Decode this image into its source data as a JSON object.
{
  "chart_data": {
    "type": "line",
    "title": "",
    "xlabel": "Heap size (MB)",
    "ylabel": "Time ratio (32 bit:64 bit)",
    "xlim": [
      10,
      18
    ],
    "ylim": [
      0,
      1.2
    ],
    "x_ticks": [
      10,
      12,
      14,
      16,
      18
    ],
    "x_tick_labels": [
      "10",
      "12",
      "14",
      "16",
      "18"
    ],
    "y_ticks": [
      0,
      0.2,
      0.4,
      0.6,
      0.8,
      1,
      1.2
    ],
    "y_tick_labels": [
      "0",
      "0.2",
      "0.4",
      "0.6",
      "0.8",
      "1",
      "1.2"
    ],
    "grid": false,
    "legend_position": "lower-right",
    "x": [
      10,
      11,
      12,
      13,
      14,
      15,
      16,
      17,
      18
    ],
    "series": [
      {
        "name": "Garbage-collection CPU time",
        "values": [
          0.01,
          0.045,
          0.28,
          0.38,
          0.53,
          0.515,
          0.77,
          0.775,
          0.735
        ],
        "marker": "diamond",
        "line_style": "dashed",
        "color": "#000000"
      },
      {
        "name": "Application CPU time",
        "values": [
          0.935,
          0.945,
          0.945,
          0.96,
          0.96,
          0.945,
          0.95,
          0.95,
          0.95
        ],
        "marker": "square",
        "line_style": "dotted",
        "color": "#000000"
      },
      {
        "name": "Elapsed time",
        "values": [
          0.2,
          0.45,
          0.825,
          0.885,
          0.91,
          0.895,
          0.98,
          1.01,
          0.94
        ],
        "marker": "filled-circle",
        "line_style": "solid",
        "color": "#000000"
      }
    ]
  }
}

──────────────────────────────

# Given instruction
Above are some records; repeat all of them exactly.

# Complete answer
Decode this image into its source data as a JSON object.
{
  "chart_data": {
    "type": "line",
    "title": "",
    "xlabel": "Heap size (MB)",
    "ylabel": "Time ratio (32 bit:64 bit)",
    "xlim": [
      10,
      18
    ],
    "ylim": [
      0,
      1.2
    ],
    "x_ticks": [
      10,
      12,
      14,
      16,
      18
    ],
    "x_tick_labels": [
      "10",
      "12",
      "14",
      "16",
      "18"
    ],
    "y_ticks": [
      0,
      0.2,
      0.4,
      0.6,
      0.8,
      1,
      1.2
    ],
    "y_tick_labels": [
      "0",
      "0.2",
      "0.4",
      "0.6",
      "0.8",
      "1",
      "1.2"
    ],
    "grid": false,
    "legend_position": "lower-right",
    "x": [
      10,
      11,
      12,
      13,
      14,
      15,
      16,
      17,
      18
    ],
    "series": [
      {
        "name": "Garbage-collection CPU time",
        "values": [
          0.01,
          0.045,
          0.28,
          0.38,
          0.53,
          0.515,
          0.77,
          0.775,
          0.735
        ],
        "marker": "diamond",
        "line_style": "dashed",
        "color": "#000000"
      },
      {
        "name": "Application CPU time",
        "values": [
          0.935,
          0.945,
          0.945,
          0.96,
          0.96,
          0.945,
          0.95,
          0.95,
          0.95
        ],
        "marker": "square",
        "line_style": "dotted",
        "color": "#000000"
      },
      {
        "name": "Elapsed time",
        "values": [
          0.2,
          0.45,
          0.825,
          0.885,
          0.91,
          0.895,
          0.98,
          1.01,
          0.94
        ],
        "marker": "filled-circle",
        "line_style": "solid",
        "color": "#000000"
      }
    ]
  }
}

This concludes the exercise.